Figure content listings
▼

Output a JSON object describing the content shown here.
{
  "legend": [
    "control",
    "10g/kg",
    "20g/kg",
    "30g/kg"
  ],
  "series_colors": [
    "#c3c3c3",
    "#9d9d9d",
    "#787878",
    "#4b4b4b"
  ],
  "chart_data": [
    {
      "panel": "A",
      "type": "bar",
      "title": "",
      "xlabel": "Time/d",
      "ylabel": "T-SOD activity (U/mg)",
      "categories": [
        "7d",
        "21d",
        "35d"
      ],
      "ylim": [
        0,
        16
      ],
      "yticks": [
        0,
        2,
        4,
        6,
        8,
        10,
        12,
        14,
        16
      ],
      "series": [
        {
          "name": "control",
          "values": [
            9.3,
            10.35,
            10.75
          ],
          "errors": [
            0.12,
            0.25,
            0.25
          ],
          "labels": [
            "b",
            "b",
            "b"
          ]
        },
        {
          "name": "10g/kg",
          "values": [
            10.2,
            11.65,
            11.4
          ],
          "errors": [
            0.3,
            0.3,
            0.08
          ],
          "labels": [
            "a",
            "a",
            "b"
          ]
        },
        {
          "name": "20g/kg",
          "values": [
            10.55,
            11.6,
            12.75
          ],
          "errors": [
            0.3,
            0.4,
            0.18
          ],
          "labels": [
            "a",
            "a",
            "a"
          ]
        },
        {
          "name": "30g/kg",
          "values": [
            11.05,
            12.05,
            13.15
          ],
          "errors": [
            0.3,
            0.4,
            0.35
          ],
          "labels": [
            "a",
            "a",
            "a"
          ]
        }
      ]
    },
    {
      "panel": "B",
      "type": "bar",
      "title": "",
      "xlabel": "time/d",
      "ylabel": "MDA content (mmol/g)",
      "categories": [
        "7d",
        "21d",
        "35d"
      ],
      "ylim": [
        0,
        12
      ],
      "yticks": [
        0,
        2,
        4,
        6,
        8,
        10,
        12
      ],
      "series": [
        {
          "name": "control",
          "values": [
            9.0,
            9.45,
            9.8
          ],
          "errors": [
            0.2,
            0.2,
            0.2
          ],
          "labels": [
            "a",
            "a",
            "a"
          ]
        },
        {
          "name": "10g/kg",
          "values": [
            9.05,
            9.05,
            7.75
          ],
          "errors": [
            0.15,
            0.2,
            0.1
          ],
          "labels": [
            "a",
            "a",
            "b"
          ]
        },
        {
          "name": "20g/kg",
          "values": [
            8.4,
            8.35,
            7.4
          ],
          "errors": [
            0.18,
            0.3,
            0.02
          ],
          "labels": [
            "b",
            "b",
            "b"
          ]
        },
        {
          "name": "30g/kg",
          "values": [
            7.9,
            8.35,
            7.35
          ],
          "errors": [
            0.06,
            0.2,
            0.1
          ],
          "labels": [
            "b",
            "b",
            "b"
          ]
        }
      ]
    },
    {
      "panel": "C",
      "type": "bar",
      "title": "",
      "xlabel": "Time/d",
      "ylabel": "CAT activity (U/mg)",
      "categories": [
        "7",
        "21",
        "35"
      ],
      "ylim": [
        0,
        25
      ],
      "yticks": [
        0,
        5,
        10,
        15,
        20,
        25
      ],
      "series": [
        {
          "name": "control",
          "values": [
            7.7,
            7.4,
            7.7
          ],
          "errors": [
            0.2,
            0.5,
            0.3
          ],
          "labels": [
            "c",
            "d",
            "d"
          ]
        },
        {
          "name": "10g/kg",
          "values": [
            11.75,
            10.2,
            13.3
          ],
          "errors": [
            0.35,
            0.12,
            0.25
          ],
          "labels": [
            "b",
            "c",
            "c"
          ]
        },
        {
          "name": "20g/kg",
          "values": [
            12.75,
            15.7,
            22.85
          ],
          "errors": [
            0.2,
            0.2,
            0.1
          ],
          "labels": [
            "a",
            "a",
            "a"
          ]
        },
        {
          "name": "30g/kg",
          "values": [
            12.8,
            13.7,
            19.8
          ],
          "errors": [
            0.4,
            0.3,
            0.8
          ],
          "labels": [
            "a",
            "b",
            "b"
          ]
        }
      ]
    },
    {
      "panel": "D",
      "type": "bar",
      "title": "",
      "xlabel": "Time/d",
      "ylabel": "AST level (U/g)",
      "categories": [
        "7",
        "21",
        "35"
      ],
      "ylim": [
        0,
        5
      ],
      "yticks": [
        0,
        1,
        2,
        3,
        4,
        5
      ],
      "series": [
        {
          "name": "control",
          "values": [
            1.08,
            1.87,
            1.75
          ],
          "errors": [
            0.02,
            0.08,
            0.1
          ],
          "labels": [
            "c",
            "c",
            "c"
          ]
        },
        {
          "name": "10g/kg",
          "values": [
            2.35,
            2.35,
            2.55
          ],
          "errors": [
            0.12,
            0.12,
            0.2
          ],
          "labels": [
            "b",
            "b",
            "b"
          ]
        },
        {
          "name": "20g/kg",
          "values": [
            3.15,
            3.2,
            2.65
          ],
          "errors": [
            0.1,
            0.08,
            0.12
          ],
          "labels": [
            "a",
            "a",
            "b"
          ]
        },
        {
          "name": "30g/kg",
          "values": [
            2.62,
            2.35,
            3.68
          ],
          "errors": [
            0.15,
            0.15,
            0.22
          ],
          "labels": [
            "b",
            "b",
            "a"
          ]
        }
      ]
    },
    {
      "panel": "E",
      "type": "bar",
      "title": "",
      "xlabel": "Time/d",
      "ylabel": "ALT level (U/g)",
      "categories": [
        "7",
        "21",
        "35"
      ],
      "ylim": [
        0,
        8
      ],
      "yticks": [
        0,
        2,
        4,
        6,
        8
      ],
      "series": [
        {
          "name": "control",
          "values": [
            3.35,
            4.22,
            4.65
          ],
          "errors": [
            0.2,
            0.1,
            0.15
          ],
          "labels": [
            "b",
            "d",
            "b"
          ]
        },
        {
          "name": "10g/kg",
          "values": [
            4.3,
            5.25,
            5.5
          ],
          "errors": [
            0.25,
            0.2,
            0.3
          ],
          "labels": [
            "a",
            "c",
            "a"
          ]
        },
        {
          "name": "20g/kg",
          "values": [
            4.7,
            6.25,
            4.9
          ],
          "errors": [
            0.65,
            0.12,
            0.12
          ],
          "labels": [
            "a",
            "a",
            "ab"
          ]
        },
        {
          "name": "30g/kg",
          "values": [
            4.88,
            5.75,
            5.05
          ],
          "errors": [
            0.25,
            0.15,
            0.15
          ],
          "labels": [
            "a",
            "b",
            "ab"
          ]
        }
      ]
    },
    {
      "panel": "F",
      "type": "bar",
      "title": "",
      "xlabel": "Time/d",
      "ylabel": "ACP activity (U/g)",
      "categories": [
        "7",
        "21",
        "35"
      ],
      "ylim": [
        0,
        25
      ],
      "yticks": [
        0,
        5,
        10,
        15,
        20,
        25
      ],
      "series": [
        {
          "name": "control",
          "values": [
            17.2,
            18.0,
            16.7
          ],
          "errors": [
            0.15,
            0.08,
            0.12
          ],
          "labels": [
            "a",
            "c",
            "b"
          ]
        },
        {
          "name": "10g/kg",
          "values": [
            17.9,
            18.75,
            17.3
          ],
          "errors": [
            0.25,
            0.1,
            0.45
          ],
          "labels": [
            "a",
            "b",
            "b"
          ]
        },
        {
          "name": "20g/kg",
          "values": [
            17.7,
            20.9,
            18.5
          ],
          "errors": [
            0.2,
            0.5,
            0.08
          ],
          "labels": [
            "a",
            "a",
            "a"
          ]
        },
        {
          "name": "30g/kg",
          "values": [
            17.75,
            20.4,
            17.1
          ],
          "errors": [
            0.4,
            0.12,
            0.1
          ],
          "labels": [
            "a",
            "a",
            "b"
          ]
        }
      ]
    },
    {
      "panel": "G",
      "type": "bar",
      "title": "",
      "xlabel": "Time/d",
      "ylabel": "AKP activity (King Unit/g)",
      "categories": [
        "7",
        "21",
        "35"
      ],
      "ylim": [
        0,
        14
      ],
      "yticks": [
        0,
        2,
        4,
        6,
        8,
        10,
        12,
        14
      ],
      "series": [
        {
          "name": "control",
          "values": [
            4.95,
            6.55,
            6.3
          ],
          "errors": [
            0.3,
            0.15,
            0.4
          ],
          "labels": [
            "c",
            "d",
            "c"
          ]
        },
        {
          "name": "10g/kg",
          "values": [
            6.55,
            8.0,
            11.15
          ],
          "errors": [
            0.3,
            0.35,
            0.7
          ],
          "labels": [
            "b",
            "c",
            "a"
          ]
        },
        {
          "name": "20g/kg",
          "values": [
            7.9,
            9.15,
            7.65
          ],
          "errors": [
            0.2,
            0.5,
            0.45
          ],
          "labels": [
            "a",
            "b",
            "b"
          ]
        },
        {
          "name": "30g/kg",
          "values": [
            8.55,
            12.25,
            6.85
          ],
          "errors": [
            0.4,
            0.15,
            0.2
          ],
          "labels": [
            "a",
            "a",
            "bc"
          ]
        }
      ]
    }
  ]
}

▲

- Exercise goal
From the listing, copy every line where the string "panel" appears.

- Solution to this exercise
      "panel": "A",
      "panel": "B",
      "panel": "C",
      "panel": "D",
      "panel": "E",
      "panel": "F",
      "panel": "G",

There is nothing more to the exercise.